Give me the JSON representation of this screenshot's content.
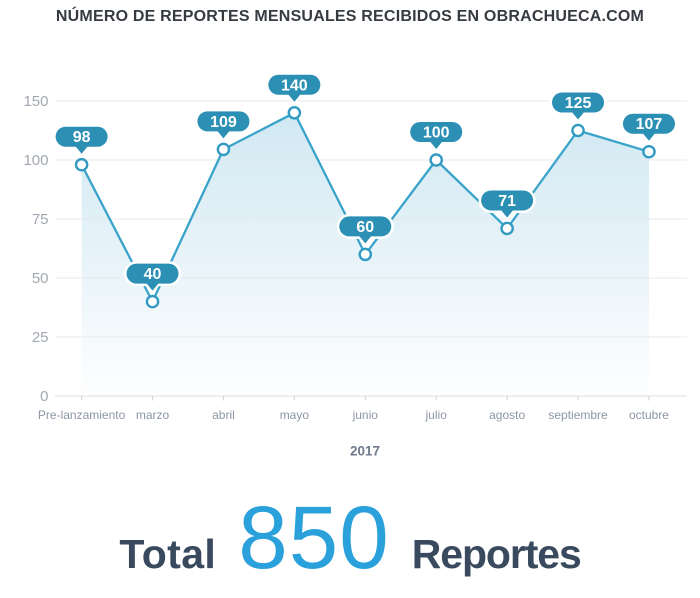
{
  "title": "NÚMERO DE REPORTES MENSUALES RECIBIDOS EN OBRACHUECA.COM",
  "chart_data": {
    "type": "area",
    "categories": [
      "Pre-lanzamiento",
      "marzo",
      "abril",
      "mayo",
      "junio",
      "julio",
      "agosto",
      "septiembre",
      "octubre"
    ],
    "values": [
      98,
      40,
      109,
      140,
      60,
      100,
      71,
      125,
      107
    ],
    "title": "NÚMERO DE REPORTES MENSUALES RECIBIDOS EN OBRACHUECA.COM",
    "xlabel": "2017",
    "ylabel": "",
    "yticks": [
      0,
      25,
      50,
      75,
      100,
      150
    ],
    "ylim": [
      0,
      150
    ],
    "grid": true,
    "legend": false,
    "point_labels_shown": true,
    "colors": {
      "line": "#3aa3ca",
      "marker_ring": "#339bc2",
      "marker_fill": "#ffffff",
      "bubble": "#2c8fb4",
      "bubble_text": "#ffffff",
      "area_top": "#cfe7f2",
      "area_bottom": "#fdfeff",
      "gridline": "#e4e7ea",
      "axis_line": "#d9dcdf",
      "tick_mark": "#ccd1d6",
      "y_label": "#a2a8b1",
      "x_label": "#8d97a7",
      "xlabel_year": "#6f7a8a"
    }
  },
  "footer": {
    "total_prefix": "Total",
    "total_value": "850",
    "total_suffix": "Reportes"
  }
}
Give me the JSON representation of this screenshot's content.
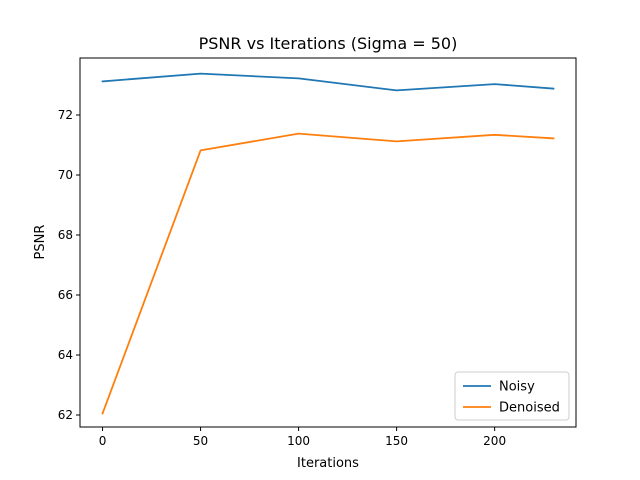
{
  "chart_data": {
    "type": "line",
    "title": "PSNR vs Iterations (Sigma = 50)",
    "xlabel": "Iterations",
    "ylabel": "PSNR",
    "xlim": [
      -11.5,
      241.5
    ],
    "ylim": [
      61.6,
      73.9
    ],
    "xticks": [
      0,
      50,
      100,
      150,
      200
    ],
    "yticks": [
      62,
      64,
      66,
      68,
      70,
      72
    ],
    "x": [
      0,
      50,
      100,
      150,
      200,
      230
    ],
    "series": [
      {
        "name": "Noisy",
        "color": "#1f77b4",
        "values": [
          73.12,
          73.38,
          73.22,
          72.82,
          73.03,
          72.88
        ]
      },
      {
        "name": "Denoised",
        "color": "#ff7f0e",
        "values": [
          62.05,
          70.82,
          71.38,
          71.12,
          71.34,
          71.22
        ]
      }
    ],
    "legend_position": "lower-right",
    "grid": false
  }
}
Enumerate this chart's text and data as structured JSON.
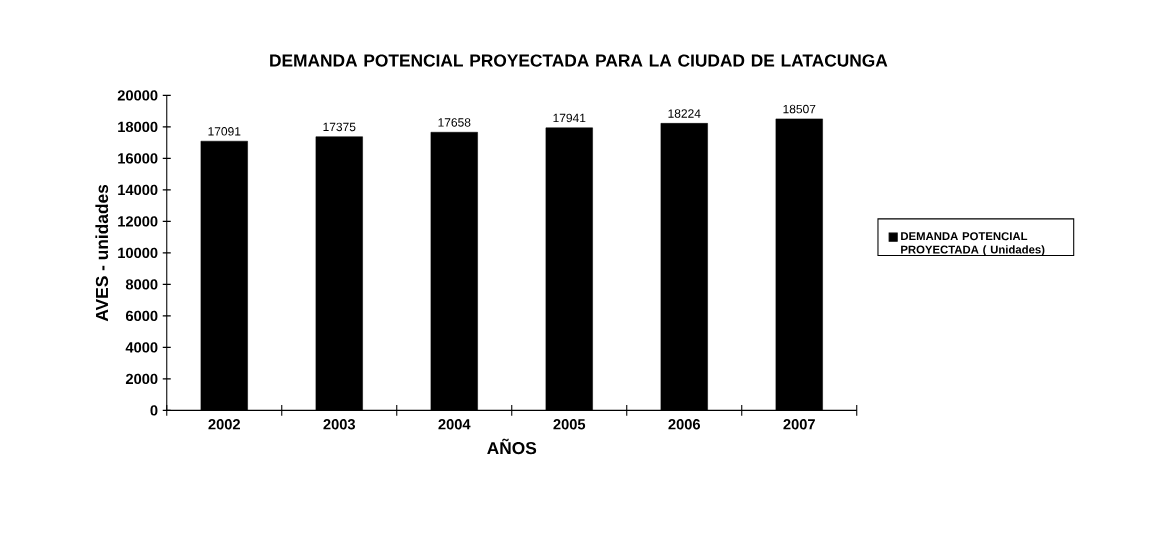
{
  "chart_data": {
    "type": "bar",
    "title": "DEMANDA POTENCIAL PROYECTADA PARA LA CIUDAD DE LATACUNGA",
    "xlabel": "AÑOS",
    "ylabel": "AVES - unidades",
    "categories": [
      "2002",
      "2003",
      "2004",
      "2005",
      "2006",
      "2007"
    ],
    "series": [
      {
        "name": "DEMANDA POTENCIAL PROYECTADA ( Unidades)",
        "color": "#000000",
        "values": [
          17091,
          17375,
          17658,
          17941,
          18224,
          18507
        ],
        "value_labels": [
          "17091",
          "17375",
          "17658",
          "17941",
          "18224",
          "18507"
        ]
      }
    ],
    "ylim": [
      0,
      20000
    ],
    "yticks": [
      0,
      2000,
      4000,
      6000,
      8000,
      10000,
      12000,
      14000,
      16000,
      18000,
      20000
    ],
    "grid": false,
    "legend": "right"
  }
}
——
* [Task description]: Print each of the records above exactly as written, leaving no picture in the copy.

* [Answer]:
Give me the JSON representation of this screenshot's content.
{
  "title": "NÚMERO DE REPORTES MENSUALES RECIBIDOS EN OBRACHUECA.COM",
  "chart_data": {
    "type": "area",
    "categories": [
      "Pre-lanzamiento",
      "marzo",
      "abril",
      "mayo",
      "junio",
      "julio",
      "agosto",
      "septiembre",
      "octubre"
    ],
    "values": [
      98,
      40,
      109,
      140,
      60,
      100,
      71,
      125,
      107
    ],
    "title": "NÚMERO DE REPORTES MENSUALES RECIBIDOS EN OBRACHUECA.COM",
    "xlabel": "2017",
    "ylabel": "",
    "yticks": [
      0,
      25,
      50,
      75,
      100,
      150
    ],
    "ylim": [
      0,
      150
    ],
    "grid": true,
    "legend": false,
    "point_labels_shown": true,
    "colors": {
      "line": "#3aa3ca",
      "marker_ring": "#339bc2",
      "marker_fill": "#ffffff",
      "bubble": "#2c8fb4",
      "bubble_text": "#ffffff",
      "area_top": "#cfe7f2",
      "area_bottom": "#fdfeff",
      "gridline": "#e4e7ea",
      "axis_line": "#d9dcdf",
      "tick_mark": "#ccd1d6",
      "y_label": "#a2a8b1",
      "x_label": "#8d97a7",
      "xlabel_year": "#6f7a8a"
    }
  },
  "footer": {
    "total_prefix": "Total",
    "total_value": "850",
    "total_suffix": "Reportes"
  }
}
Give me the JSON representation of this screenshot's content.
{
  "chart_data": {
    "type": "line",
    "title": "PSNR vs Iterations (Sigma = 50)",
    "xlabel": "Iterations",
    "ylabel": "PSNR",
    "xlim": [
      -11.5,
      241.5
    ],
    "ylim": [
      61.6,
      73.9
    ],
    "xticks": [
      0,
      50,
      100,
      150,
      200
    ],
    "yticks": [
      62,
      64,
      66,
      68,
      70,
      72
    ],
    "x": [
      0,
      50,
      100,
      150,
      200,
      230
    ],
    "series": [
      {
        "name": "Noisy",
        "color": "#1f77b4",
        "values": [
          73.12,
          73.38,
          73.22,
          72.82,
          73.03,
          72.88
        ]
      },
      {
        "name": "Denoised",
        "color": "#ff7f0e",
        "values": [
          62.05,
          70.82,
          71.38,
          71.12,
          71.34,
          71.22
        ]
      }
    ],
    "legend_position": "lower-right",
    "grid": false
  }
}
Enumerate this chart's text and data as structured JSON.
{
  "chart_data": {
    "type": "bar",
    "title": "DEMANDA POTENCIAL PROYECTADA PARA LA CIUDAD DE LATACUNGA",
    "xlabel": "AÑOS",
    "ylabel": "AVES - unidades",
    "categories": [
      "2002",
      "2003",
      "2004",
      "2005",
      "2006",
      "2007"
    ],
    "series": [
      {
        "name": "DEMANDA POTENCIAL PROYECTADA ( Unidades)",
        "color": "#000000",
        "values": [
          17091,
          17375,
          17658,
          17941,
          18224,
          18507
        ],
        "value_labels": [
          "17091",
          "17375",
          "17658",
          "17941",
          "18224",
          "18507"
        ]
      }
    ],
    "ylim": [
      0,
      20000
    ],
    "yticks": [
      0,
      2000,
      4000,
      6000,
      8000,
      10000,
      12000,
      14000,
      16000,
      18000,
      20000
    ],
    "grid": false,
    "legend": "right"
  }
}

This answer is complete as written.